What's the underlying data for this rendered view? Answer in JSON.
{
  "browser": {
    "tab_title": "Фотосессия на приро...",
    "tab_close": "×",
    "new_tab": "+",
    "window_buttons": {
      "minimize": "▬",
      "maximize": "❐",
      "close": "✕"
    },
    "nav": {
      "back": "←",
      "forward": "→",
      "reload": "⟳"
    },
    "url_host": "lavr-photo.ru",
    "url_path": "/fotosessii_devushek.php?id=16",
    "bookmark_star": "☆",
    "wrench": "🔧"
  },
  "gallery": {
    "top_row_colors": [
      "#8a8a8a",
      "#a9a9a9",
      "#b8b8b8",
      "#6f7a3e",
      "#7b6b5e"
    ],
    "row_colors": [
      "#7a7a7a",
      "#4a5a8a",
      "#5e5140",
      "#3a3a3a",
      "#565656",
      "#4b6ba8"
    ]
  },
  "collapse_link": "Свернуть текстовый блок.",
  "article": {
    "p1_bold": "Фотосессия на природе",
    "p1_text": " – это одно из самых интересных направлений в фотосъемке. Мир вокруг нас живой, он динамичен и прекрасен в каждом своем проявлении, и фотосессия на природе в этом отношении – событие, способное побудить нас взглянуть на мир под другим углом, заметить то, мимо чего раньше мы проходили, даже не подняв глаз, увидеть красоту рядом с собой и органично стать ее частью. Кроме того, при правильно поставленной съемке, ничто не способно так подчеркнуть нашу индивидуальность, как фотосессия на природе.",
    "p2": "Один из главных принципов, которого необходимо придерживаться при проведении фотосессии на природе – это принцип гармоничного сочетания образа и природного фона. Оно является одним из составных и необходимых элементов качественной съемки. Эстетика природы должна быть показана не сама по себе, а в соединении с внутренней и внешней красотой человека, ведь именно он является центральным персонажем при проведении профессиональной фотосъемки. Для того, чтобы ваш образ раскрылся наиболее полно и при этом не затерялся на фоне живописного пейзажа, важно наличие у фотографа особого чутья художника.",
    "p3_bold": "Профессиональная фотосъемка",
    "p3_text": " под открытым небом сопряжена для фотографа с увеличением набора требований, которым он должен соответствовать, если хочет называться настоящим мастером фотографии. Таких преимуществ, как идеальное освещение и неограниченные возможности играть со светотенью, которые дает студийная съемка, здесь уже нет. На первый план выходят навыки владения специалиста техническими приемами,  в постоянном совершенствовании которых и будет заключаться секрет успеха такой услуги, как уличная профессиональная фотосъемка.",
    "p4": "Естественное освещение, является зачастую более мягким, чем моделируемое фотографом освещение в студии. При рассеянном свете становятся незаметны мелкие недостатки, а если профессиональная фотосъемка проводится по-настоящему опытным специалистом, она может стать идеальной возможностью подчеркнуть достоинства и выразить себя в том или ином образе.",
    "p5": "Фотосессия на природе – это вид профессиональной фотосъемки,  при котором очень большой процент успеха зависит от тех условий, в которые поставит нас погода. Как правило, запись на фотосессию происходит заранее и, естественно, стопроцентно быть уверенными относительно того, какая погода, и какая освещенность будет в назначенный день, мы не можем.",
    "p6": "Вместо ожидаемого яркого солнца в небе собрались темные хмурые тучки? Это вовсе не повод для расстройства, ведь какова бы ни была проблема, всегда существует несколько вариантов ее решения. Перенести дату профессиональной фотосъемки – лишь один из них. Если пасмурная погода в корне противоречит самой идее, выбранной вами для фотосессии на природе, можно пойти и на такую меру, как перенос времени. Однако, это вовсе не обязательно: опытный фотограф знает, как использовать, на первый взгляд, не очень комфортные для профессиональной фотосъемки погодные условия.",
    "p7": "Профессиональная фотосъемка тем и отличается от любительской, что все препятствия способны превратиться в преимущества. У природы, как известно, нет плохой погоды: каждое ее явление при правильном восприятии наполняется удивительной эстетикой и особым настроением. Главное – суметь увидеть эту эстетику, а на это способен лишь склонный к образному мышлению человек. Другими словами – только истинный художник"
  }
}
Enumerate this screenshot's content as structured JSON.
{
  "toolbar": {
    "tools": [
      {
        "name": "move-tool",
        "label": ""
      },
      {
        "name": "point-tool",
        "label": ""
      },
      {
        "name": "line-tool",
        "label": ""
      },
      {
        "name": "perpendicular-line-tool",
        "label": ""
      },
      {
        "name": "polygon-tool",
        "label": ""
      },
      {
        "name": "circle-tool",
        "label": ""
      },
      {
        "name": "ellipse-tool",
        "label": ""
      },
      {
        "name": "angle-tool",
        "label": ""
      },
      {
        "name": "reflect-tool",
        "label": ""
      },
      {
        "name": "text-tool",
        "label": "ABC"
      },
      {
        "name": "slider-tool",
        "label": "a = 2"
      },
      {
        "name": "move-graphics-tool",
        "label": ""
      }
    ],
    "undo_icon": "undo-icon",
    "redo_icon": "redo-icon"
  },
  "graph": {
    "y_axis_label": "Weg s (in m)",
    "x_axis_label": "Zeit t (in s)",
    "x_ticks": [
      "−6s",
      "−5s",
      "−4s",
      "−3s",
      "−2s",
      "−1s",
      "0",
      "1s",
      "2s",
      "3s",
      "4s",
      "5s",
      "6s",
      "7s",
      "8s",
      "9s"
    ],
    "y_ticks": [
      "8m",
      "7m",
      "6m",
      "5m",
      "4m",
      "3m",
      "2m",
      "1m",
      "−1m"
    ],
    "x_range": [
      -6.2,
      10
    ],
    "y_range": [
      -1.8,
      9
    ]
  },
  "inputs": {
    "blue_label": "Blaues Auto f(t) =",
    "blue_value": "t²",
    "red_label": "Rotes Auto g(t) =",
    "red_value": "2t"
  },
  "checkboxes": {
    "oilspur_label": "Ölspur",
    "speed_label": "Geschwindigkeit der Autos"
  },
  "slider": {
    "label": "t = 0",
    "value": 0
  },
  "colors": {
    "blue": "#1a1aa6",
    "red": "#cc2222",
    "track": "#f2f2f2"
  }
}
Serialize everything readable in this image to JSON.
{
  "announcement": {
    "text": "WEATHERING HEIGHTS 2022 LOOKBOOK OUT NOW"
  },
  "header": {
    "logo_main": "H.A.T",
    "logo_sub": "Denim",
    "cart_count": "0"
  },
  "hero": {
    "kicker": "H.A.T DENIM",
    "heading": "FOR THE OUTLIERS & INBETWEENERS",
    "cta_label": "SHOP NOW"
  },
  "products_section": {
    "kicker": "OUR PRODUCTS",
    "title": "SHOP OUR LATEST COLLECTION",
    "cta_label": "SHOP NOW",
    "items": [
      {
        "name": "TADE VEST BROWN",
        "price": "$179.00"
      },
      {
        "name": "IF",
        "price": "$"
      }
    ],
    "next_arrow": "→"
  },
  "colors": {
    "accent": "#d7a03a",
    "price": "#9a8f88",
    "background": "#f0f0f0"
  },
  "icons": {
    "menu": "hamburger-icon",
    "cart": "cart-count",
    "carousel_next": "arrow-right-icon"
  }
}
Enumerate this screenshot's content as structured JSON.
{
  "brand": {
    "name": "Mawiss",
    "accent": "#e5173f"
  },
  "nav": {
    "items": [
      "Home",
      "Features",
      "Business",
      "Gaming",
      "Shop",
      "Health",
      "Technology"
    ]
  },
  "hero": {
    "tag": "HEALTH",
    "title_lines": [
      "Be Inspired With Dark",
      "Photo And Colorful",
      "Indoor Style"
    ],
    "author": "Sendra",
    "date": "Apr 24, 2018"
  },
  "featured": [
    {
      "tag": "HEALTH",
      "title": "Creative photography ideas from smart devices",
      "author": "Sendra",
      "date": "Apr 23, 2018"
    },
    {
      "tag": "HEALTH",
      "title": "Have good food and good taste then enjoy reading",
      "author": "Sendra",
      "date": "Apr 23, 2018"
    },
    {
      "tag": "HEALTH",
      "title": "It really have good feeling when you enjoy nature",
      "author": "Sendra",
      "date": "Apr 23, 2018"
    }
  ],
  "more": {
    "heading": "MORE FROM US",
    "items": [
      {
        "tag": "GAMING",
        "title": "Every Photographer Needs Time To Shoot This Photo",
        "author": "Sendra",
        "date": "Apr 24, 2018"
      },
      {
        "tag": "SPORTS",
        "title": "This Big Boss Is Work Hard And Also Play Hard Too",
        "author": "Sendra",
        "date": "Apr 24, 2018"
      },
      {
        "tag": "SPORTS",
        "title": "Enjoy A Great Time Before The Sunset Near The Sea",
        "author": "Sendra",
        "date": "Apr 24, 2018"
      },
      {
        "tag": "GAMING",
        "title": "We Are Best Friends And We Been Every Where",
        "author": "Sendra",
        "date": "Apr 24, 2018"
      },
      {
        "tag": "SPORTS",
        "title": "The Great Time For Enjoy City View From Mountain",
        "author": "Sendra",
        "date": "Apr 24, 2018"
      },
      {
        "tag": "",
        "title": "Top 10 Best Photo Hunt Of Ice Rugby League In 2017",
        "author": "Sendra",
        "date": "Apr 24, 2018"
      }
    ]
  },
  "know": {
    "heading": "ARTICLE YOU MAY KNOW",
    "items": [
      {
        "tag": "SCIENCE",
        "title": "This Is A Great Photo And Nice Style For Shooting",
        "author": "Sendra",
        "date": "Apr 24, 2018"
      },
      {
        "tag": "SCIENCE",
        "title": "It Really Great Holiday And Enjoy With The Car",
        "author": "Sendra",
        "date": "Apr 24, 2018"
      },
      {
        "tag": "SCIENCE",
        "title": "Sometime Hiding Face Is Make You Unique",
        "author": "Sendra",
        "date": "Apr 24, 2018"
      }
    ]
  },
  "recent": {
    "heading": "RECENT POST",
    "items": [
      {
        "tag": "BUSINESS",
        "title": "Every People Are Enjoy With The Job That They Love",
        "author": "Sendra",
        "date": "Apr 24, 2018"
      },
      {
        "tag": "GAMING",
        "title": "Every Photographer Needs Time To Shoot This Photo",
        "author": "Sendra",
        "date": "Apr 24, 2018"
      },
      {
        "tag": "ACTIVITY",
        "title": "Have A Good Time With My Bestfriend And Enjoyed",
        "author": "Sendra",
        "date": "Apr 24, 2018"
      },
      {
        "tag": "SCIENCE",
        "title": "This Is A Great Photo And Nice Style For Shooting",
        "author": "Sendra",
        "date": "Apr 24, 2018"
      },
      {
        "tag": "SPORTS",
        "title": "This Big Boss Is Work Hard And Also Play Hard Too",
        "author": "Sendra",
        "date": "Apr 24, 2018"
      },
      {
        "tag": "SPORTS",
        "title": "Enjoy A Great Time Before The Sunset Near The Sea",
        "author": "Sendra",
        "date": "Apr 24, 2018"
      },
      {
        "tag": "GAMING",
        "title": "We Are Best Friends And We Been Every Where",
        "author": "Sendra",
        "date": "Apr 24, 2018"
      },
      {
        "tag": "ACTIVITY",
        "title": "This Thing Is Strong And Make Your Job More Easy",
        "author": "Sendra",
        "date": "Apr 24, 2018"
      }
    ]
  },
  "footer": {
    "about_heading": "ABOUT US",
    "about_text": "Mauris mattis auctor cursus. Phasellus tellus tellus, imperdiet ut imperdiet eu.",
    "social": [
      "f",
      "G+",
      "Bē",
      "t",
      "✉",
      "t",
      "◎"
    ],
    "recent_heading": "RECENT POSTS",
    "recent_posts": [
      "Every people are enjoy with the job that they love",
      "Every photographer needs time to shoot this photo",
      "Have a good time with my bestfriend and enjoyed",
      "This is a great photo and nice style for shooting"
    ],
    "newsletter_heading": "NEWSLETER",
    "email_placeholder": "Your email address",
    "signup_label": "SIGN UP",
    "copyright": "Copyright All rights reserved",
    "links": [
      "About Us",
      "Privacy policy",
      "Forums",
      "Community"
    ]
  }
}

※

§ Given exercise:
Identify every line above with the string "kicker" in it. Copy those lines.

§ Answer to this task:
    "kicker": "H.A.T DENIM",
    "kicker": "OUR PRODUCTS",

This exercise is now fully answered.